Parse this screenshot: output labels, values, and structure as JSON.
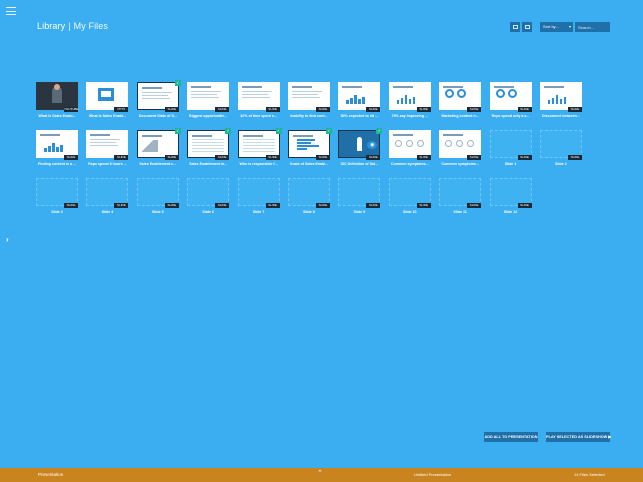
{
  "header": {
    "title": "Library",
    "separator": "|",
    "subtitle": "My Files",
    "sort_label": "Sort by...",
    "search_placeholder": "Search..."
  },
  "tiles": [
    {
      "label": "What is Sales Enabl...",
      "badge": "YOUTUBE",
      "art": "video",
      "selected": false
    },
    {
      "label": "What is Sales Enabl...",
      "badge": "PPTX",
      "art": "doc",
      "selected": false
    },
    {
      "label": "Document State of S...",
      "badge": "SLIDE",
      "art": "lines",
      "selected": true
    },
    {
      "label": "Biggest opportunitie...",
      "badge": "SLIDE",
      "art": "lines",
      "selected": false
    },
    {
      "label": "32% of time spent s...",
      "badge": "SLIDE",
      "art": "lines",
      "selected": false
    },
    {
      "label": "Inability to find cont...",
      "badge": "SLIDE",
      "art": "lines",
      "selected": false
    },
    {
      "label": "50% expected to hit ...",
      "badge": "SLIDE",
      "art": "bars",
      "selected": false
    },
    {
      "label": "79% say improving ...",
      "badge": "SLIDE",
      "art": "bars",
      "selected": false
    },
    {
      "label": "Marketing content n...",
      "badge": "SLIDE",
      "art": "donut",
      "selected": false
    },
    {
      "label": "Reps spend only a s...",
      "badge": "SLIDE",
      "art": "donut",
      "selected": false
    },
    {
      "label": "Disconnect between...",
      "badge": "SLIDE",
      "art": "bars",
      "selected": false
    },
    {
      "label": "Finding content is a ...",
      "badge": "SLIDE",
      "art": "bars",
      "selected": false
    },
    {
      "label": "Reps spend 8 hours ...",
      "badge": "SLIDE",
      "art": "lines",
      "selected": false
    },
    {
      "label": "Sales Enablement c...",
      "badge": "SLIDE",
      "art": "graph",
      "selected": true
    },
    {
      "label": "Sales Enablement in...",
      "badge": "SLIDE",
      "art": "table",
      "selected": true
    },
    {
      "label": "Who is responsible f...",
      "badge": "SLIDE",
      "art": "table",
      "selected": true
    },
    {
      "label": "Goals of Sales Enabl...",
      "badge": "SLIDE",
      "art": "hbars",
      "selected": true
    },
    {
      "label": "ISC Definition of Sal...",
      "badge": "SLIDE",
      "art": "rocket",
      "selected": true
    },
    {
      "label": "Common symptoms...",
      "badge": "SLIDE",
      "art": "icons",
      "selected": false
    },
    {
      "label": "Common symptoms...",
      "badge": "SLIDE",
      "art": "icons",
      "selected": false
    },
    {
      "label": "Slide 1",
      "badge": "SLIDE",
      "art": "blank",
      "selected": false
    },
    {
      "label": "Slide 2",
      "badge": "SLIDE",
      "art": "blank",
      "selected": false
    },
    {
      "label": "Slide 3",
      "badge": "SLIDE",
      "art": "blank",
      "selected": false
    },
    {
      "label": "Slide 4",
      "badge": "SLIDE",
      "art": "blank",
      "selected": false
    },
    {
      "label": "Slide 5",
      "badge": "SLIDE",
      "art": "blank",
      "selected": false
    },
    {
      "label": "Slide 6",
      "badge": "SLIDE",
      "art": "blank",
      "selected": false
    },
    {
      "label": "Slide 7",
      "badge": "SLIDE",
      "art": "blank",
      "selected": false
    },
    {
      "label": "Slide 8",
      "badge": "SLIDE",
      "art": "blank",
      "selected": false
    },
    {
      "label": "Slide 9",
      "badge": "SLIDE",
      "art": "blank",
      "selected": false
    },
    {
      "label": "Slide 10",
      "badge": "SLIDE",
      "art": "blank",
      "selected": false
    },
    {
      "label": "Slide 11",
      "badge": "SLIDE",
      "art": "blank",
      "selected": false
    },
    {
      "label": "Slide 12",
      "badge": "SLIDE",
      "art": "blank",
      "selected": false
    }
  ],
  "actions": {
    "add_all_label": "ADD ALL TO PRESENTATION",
    "play_selected_label": "PLAY SELECTED AS SLIDESHOW ▶"
  },
  "footer": {
    "left_label": "Presentation",
    "presentation_name": "Untitled Presentation",
    "files_selected": "14 Files Selected"
  },
  "colors": {
    "background": "#3aaef0",
    "footer": "#c9841f",
    "button": "#1f6fa8",
    "selected_check": "#1fb59a"
  }
}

◆ Directions ◆
Give the count of lines in the listing that hold the word "spend", with no other text.

◆ Task output ◆
2